Task prompt:
The entries below are to be transcribed in full, without their images.

Stored data entries:
......

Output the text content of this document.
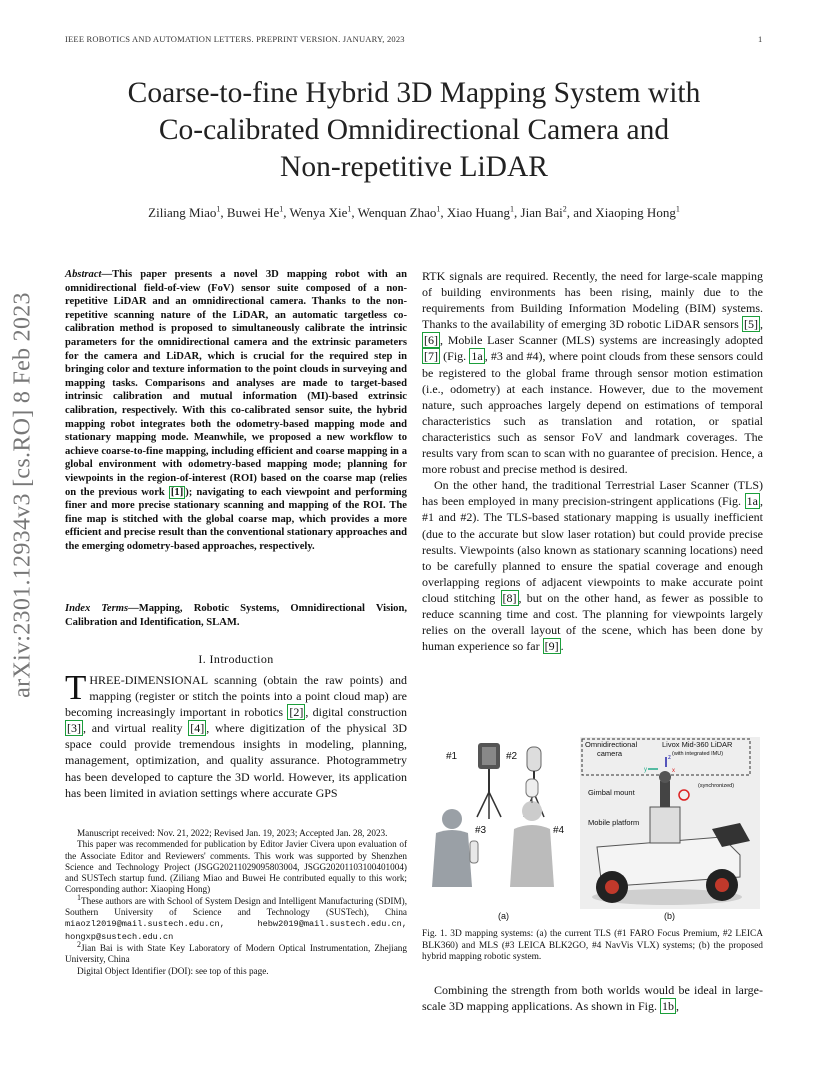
IEEE ROBOTICS AND AUTOMATION LETTERS. PREPRINT VERSION. JANUARY, 2023	1
arXiv:2301.12934v3 [cs.RO] 8 Feb 2023
Coarse-to-fine Hybrid 3D Mapping System with
Co-calibrated Omnidirectional Camera and
Non-repetitive LiDAR
Ziliang Miao$^1$, Buwei He$^1$, Wenya Xie$^1$, Wenquan Zhao$^1$, Xiao Huang$^1$, Jian Bai$^2$, and Xiaoping Hong$^1$
Abstract—This paper presents a novel 3D mapping robot with an omnidirectional field-of-view (FoV) sensor suite composed of a non-repetitive LiDAR and an omnidirectional camera. Thanks to the non-repetitive scanning nature of the LiDAR, an automatic targetless co-calibration method is proposed to simultaneously calibrate the intrinsic parameters for the omnidirectional camera and the extrinsic parameters for the camera and LiDAR, which is crucial for the required step in bringing color and texture information to the point clouds in surveying and mapping tasks. Comparisons and analyses are made to target-based intrinsic calibration and mutual information (MI)-based extrinsic calibration, respectively. With this co-calibrated sensor suite, the hybrid mapping robot integrates both the odometry-based mapping mode and stationary mapping mode. Meanwhile, we proposed a new workflow to achieve coarse-to-fine mapping, including efficient and coarse mapping in a global environment with odometry-based mapping mode; planning for viewpoints in the region-of-interest (ROI) based on the coarse map (relies on the previous work [1] ); navigating to each viewpoint and performing finer and more precise stationary scanning and mapping of the ROI. The fine map is stitched with the global coarse map, which provides a more efficient and precise result than the conventional stationary approaches and the emerging odometry-based approaches, respectively.
Index Terms—Mapping, Robotic Systems, Omnidirectional Vision, Calibration and Identification, SLAM.
I. Introduction
THREE-DIMENSIONAL scanning (obtain the raw points) and mapping (register or stitch the points into a point cloud map) are becoming increasingly important in robotics [2] , digital construction [3] , and virtual reality [4] , where digitization of the physical 3D space could provide tremendous insights in modeling, planning, management, optimization, and quality assurance. Photogrammetry has been developed to capture the 3D world. However, its application has been limited in aviation settings where accurate GPS

Manuscript received: Nov. 21, 2022; Revised Jan. 19, 2023; Accepted Jan. 28, 2023.

This paper was recommended for publication by Editor Javier Civera upon evaluation of the Associate Editor and Reviewers' comments. This work was supported by Shenzhen Science and Technology Project (JSGG20211029095803004, JSGG20201103100401004) and SUSTech startup fund. (Ziliang Miao and Buwei He contributed equally to this work; Corresponding author: Xiaoping Hong)

$^1$These authors are with School of System Design and Intelligent Manufacturing (SDIM), Southern University of Science and Technology (SUSTech), China miaozl2019@mail.sustech.edu.cn,	hebw2019@mail.sustech.edu.cn, hongxp@sustech.edu.cn

$^2$Jian Bai is with State Key Laboratory of Modern Optical Instrumentation, Zhejiang University, China

Digital Object Identifier (DOI): see top of this page.

RTK signals are required. Recently, the need for large-scale mapping of building environments has been rising, mainly due to the requirements from Building Information Modeling (BIM) systems. Thanks to the availability of emerging 3D robotic LiDAR sensors [5] , [6] , Mobile Laser Scanner (MLS) systems are increasingly adopted [7] (Fig. 1a , #3 and #4), where point clouds from these sensors could be registered to the global frame through sensor motion estimation (i.e., odometry) at each instance. However, due to the movement nature, such approaches largely depend on estimations of temporal characteristics such as translation and rotation, or spatial characteristics such as sensor FoV and landmark coverages. The results vary from scan to scan with no guarantee of precision. Hence, a more robust and precise method is desired.

On the other hand, the traditional Terrestrial Laser Scanner (TLS) has been employed in many precision-stringent applications (Fig. 1a , #1 and #2). The TLS-based stationary mapping is usually inefficient (due to the accurate but slow laser rotation) but could provide precise results. Viewpoints (also known as stationary scanning locations) need to be carefully planned to ensure the spatial coverage and enough overlapping regions of adjacent viewpoints to make accurate point cloud stitching [8] , but on the other hand, as fewer as possible to reduce scanning time and cost. The planning for viewpoints largely relies on the overall layout of the scene, which has been done by human experience so far [9] .

#1	#2
#3	#4
(a)
Omnidirectional
camera
Livox Mid-360 LiDAR
(with integrated IMU)
(synchronized)
Gimbal mount
Mobile platform
y
z
x
(b)
Fig. 1. 3D mapping systems: (a) the current TLS (#1 FARO Focus Premium, #2 LEICA BLK360) and MLS (#3 LEICA BLK2GO, #4 NavVis VLX) systems; (b) the proposed hybrid mapping robotic system.

Combining the strength from both worlds would be ideal in large-scale 3D mapping applications. As shown in Fig. 1b ,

......

Written reply:
Output the text content of this document.
IEEE ROBOTICS AND AUTOMATION LETTERS. PREPRINT VERSION. JANUARY, 2023	1
arXiv:2301.12934v3 [cs.RO] 8 Feb 2023
Coarse-to-fine Hybrid 3D Mapping System with
Co-calibrated Omnidirectional Camera and
Non-repetitive LiDAR
Ziliang Miao$^1$, Buwei He$^1$, Wenya Xie$^1$, Wenquan Zhao$^1$, Xiao Huang$^1$, Jian Bai$^2$, and Xiaoping Hong$^1$
Abstract—This paper presents a novel 3D mapping robot with an omnidirectional field-of-view (FoV) sensor suite composed of a non-repetitive LiDAR and an omnidirectional camera. Thanks to the non-repetitive scanning nature of the LiDAR, an automatic targetless co-calibration method is proposed to simultaneously calibrate the intrinsic parameters for the omnidirectional camera and the extrinsic parameters for the camera and LiDAR, which is crucial for the required step in bringing color and texture information to the point clouds in surveying and mapping tasks. Comparisons and analyses are made to target-based intrinsic calibration and mutual information (MI)-based extrinsic calibration, respectively. With this co-calibrated sensor suite, the hybrid mapping robot integrates both the odometry-based mapping mode and stationary mapping mode. Meanwhile, we proposed a new workflow to achieve coarse-to-fine mapping, including efficient and coarse mapping in a global environment with odometry-based mapping mode; planning for viewpoints in the region-of-interest (ROI) based on the coarse map (relies on the previous work [1] ); navigating to each viewpoint and performing finer and more precise stationary scanning and mapping of the ROI. The fine map is stitched with the global coarse map, which provides a more efficient and precise result than the conventional stationary approaches and the emerging odometry-based approaches, respectively.
Index Terms—Mapping, Robotic Systems, Omnidirectional Vision, Calibration and Identification, SLAM.
I. Introduction
THREE-DIMENSIONAL scanning (obtain the raw points) and mapping (register or stitch the points into a point cloud map) are becoming increasingly important in robotics [2] , digital construction [3] , and virtual reality [4] , where digitization of the physical 3D space could provide tremendous insights in modeling, planning, management, optimization, and quality assurance. Photogrammetry has been developed to capture the 3D world. However, its application has been limited in aviation settings where accurate GPS

Manuscript received: Nov. 21, 2022; Revised Jan. 19, 2023; Accepted Jan. 28, 2023.

This paper was recommended for publication by Editor Javier Civera upon evaluation of the Associate Editor and Reviewers' comments. This work was supported by Shenzhen Science and Technology Project (JSGG20211029095803004, JSGG20201103100401004) and SUSTech startup fund. (Ziliang Miao and Buwei He contributed equally to this work; Corresponding author: Xiaoping Hong)

$^1$These authors are with School of System Design and Intelligent Manufacturing (SDIM), Southern University of Science and Technology (SUSTech), China miaozl2019@mail.sustech.edu.cn,	hebw2019@mail.sustech.edu.cn, hongxp@sustech.edu.cn

$^2$Jian Bai is with State Key Laboratory of Modern Optical Instrumentation, Zhejiang University, China

Digital Object Identifier (DOI): see top of this page.

RTK signals are required. Recently, the need for large-scale mapping of building environments has been rising, mainly due to the requirements from Building Information Modeling (BIM) systems. Thanks to the availability of emerging 3D robotic LiDAR sensors [5] , [6] , Mobile Laser Scanner (MLS) systems are increasingly adopted [7] (Fig. 1a , #3 and #4), where point clouds from these sensors could be registered to the global frame through sensor motion estimation (i.e., odometry) at each instance. However, due to the movement nature, such approaches largely depend on estimations of temporal characteristics such as translation and rotation, or spatial characteristics such as sensor FoV and landmark coverages. The results vary from scan to scan with no guarantee of precision. Hence, a more robust and precise method is desired.

On the other hand, the traditional Terrestrial Laser Scanner (TLS) has been employed in many precision-stringent applications (Fig. 1a , #1 and #2). The TLS-based stationary mapping is usually inefficient (due to the accurate but slow laser rotation) but could provide precise results. Viewpoints (also known as stationary scanning locations) need to be carefully planned to ensure the spatial coverage and enough overlapping regions of adjacent viewpoints to make accurate point cloud stitching [8] , but on the other hand, as fewer as possible to reduce scanning time and cost. The planning for viewpoints largely relies on the overall layout of the scene, which has been done by human experience so far [9] .

#1	#2
#3	#4
(a)
Omnidirectional
camera
Livox Mid-360 LiDAR
(with integrated IMU)
(synchronized)
Gimbal mount
Mobile platform
y
z
x
(b)
Fig. 1. 3D mapping systems: (a) the current TLS (#1 FARO Focus Premium, #2 LEICA BLK360) and MLS (#3 LEICA BLK2GO, #4 NavVis VLX) systems; (b) the proposed hybrid mapping robotic system.

Combining the strength from both worlds would be ideal in large-scale 3D mapping applications. As shown in Fig. 1b ,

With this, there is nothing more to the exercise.